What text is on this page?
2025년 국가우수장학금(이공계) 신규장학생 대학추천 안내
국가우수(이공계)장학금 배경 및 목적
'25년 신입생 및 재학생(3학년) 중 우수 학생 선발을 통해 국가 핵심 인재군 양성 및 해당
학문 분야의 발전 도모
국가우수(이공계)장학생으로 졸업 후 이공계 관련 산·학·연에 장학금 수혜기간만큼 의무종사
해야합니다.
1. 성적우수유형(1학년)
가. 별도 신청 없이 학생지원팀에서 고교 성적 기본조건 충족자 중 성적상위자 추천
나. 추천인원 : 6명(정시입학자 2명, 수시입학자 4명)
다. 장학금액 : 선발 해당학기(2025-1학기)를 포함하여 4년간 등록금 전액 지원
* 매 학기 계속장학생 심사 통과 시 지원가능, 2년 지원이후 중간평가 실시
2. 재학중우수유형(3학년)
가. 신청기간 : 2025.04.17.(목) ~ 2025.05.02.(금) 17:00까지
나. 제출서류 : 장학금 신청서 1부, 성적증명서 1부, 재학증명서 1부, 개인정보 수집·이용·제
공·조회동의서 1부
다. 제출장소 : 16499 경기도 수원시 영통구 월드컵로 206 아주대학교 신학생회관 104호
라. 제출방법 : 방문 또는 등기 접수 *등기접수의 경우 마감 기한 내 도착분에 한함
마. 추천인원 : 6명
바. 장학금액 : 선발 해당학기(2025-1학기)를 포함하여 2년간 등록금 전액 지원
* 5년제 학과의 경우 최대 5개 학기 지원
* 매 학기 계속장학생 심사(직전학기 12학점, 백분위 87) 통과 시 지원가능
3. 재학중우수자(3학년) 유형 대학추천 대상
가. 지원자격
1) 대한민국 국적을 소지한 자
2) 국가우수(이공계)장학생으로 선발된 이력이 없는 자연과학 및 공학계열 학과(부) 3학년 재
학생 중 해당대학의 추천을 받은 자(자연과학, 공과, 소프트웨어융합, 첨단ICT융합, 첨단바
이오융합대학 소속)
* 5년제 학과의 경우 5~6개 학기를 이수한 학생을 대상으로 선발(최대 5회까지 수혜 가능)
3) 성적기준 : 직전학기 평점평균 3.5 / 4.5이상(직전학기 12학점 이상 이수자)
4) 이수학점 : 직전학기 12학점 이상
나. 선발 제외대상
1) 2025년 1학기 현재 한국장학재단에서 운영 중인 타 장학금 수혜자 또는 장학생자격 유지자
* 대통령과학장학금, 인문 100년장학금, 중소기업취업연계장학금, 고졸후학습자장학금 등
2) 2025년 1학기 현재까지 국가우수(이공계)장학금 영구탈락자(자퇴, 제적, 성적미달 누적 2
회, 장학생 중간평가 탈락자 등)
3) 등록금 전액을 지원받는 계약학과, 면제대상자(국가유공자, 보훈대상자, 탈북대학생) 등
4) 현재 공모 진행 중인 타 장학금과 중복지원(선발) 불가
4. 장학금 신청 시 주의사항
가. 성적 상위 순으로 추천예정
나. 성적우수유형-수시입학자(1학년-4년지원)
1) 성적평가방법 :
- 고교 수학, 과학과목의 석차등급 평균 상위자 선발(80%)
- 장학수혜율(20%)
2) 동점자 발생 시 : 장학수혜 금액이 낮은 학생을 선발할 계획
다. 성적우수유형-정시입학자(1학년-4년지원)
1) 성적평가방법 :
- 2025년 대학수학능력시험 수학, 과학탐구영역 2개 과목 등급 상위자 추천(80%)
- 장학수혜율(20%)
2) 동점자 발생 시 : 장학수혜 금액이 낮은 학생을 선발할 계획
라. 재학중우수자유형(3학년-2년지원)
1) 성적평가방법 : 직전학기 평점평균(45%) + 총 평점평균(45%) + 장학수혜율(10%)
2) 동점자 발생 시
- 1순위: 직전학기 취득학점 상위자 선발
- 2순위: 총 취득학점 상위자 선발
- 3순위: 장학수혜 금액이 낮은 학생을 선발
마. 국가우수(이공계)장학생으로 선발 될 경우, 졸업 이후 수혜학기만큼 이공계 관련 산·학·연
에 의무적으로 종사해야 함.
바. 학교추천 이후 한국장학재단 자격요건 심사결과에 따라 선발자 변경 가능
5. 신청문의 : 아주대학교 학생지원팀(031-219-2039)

·····

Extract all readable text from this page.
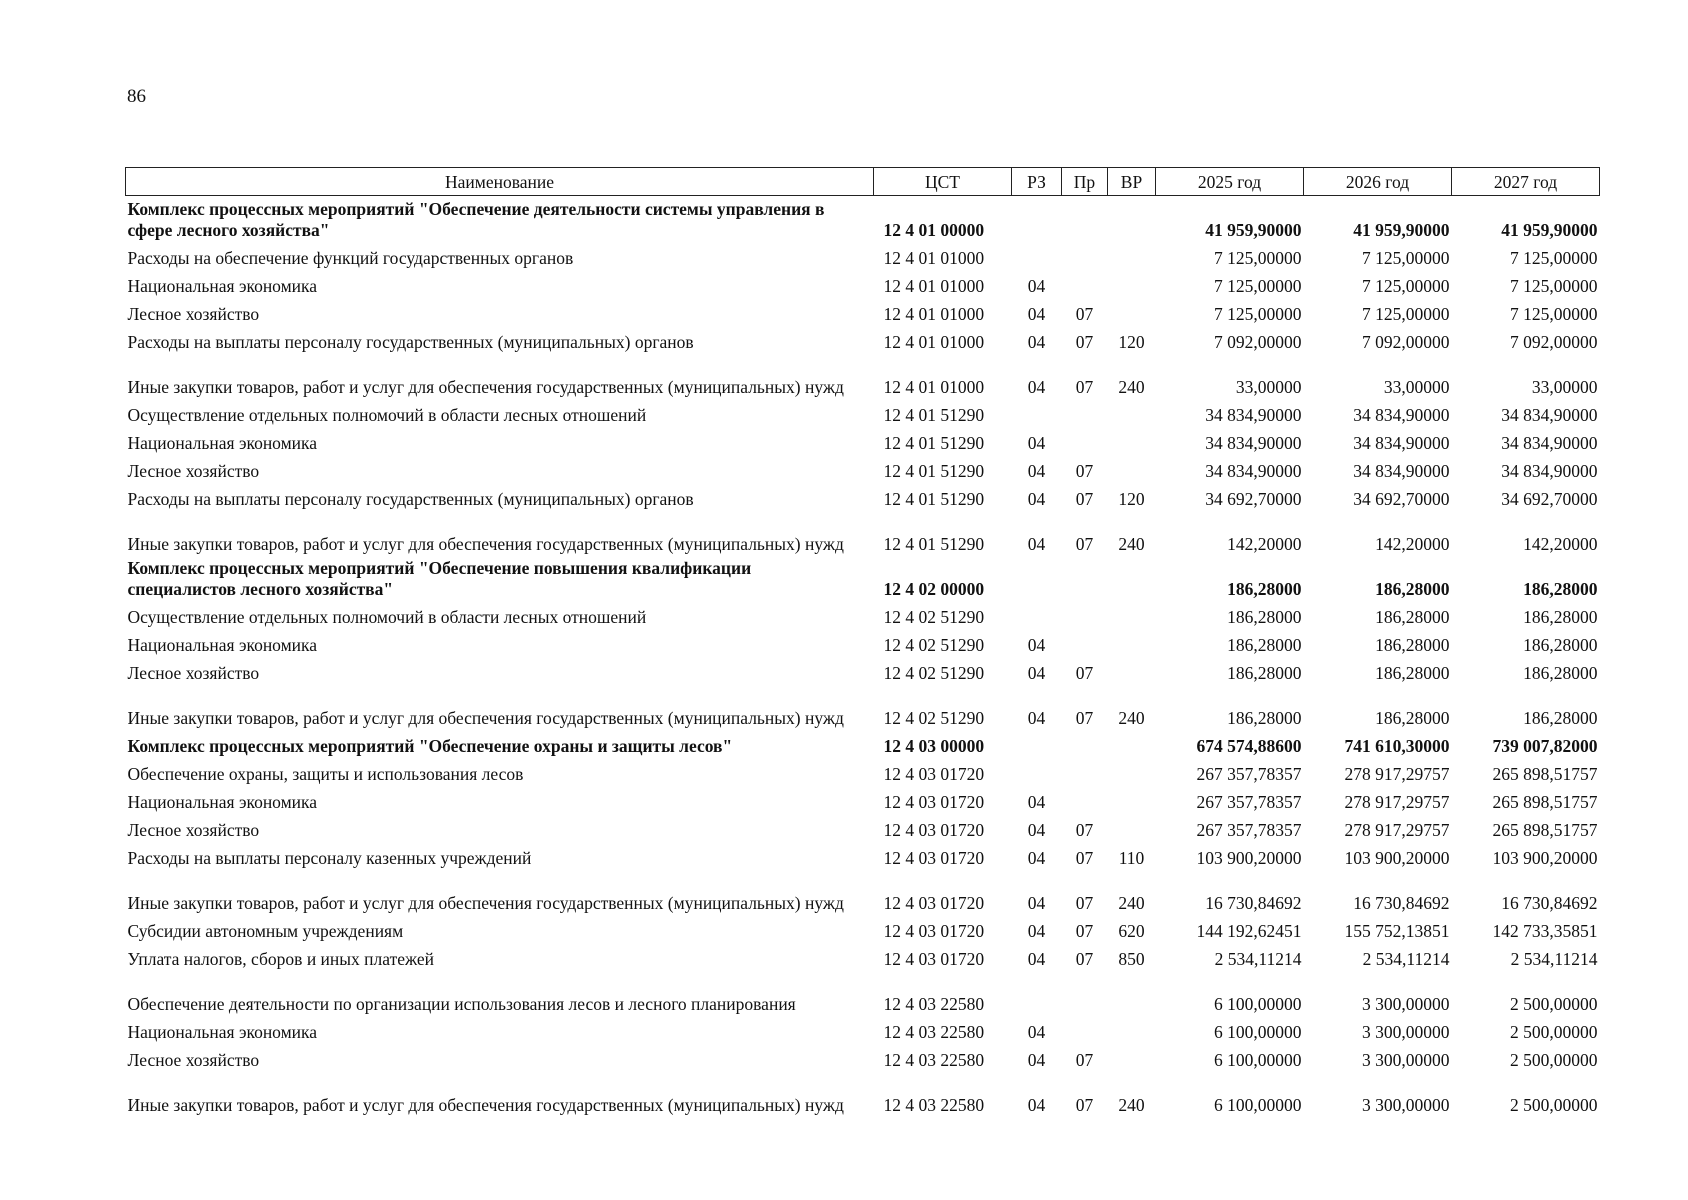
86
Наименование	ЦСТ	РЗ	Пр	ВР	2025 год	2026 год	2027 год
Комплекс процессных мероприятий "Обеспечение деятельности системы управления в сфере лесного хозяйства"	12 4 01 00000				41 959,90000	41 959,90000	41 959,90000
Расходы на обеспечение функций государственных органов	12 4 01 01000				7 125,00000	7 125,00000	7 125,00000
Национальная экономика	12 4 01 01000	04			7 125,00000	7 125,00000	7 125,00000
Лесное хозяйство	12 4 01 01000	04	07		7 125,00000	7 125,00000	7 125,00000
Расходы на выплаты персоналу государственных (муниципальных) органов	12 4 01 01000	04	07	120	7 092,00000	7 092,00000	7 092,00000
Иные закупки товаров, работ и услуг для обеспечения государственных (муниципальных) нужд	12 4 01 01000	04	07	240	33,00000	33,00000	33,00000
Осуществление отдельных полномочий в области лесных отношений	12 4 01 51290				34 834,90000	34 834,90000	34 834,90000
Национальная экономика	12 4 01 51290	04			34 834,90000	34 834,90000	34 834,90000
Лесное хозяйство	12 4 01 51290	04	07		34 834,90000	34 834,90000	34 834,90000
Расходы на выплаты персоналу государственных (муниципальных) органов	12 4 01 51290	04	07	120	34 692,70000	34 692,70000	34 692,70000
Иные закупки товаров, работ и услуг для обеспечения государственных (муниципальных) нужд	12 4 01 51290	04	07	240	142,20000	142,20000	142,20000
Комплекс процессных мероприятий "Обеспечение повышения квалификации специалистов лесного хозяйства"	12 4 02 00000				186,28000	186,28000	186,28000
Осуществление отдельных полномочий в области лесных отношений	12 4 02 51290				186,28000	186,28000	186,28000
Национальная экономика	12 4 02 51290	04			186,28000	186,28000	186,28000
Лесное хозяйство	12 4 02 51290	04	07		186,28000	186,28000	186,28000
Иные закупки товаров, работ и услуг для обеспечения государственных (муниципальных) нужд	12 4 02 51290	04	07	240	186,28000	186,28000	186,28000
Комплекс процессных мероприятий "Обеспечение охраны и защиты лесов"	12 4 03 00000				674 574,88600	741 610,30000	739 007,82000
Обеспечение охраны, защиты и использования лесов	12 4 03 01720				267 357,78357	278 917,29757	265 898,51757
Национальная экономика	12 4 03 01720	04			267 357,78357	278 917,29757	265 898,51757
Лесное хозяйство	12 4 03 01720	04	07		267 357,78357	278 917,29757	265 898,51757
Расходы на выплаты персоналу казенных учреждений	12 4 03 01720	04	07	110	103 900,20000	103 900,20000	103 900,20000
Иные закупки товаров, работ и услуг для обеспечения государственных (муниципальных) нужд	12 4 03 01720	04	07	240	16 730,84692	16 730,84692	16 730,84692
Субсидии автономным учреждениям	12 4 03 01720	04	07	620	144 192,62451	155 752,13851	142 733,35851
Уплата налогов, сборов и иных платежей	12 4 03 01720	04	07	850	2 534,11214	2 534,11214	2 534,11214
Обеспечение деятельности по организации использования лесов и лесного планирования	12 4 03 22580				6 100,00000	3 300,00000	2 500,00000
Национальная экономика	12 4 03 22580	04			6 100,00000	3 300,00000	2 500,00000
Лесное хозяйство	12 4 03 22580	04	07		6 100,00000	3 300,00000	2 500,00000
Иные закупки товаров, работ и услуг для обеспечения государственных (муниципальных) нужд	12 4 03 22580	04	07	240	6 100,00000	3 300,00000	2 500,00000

·····

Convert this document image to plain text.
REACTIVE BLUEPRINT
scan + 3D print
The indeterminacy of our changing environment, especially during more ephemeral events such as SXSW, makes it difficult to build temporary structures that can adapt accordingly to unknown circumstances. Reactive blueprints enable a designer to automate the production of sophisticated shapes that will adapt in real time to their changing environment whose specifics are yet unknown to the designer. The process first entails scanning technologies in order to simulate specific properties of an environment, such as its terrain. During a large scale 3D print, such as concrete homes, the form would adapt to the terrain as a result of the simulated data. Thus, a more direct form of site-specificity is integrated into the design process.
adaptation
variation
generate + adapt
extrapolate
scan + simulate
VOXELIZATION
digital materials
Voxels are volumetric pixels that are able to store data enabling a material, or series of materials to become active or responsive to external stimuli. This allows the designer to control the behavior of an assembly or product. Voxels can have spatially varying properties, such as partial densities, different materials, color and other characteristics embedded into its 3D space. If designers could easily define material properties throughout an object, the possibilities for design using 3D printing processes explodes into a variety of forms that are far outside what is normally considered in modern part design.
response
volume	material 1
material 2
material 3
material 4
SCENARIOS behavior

·····

▸ **What is asked**:
Search the entries for the word "장학생으로", then gather every line that has it.

▸ **Response to this exercise**:
국가우수(이공계)장학생으로 졸업 후 이공계 관련 산·학·연에 장학금 수혜기간만큼 의무종사
2) 국가우수(이공계)장학생으로 선발된 이력이 없는 자연과학 및 공학계열 학과(부) 3학년 재
마. 국가우수(이공계)장학생으로 선발 될 경우, 졸업 이후 수혜학기만큼 이공계 관련 산·학·연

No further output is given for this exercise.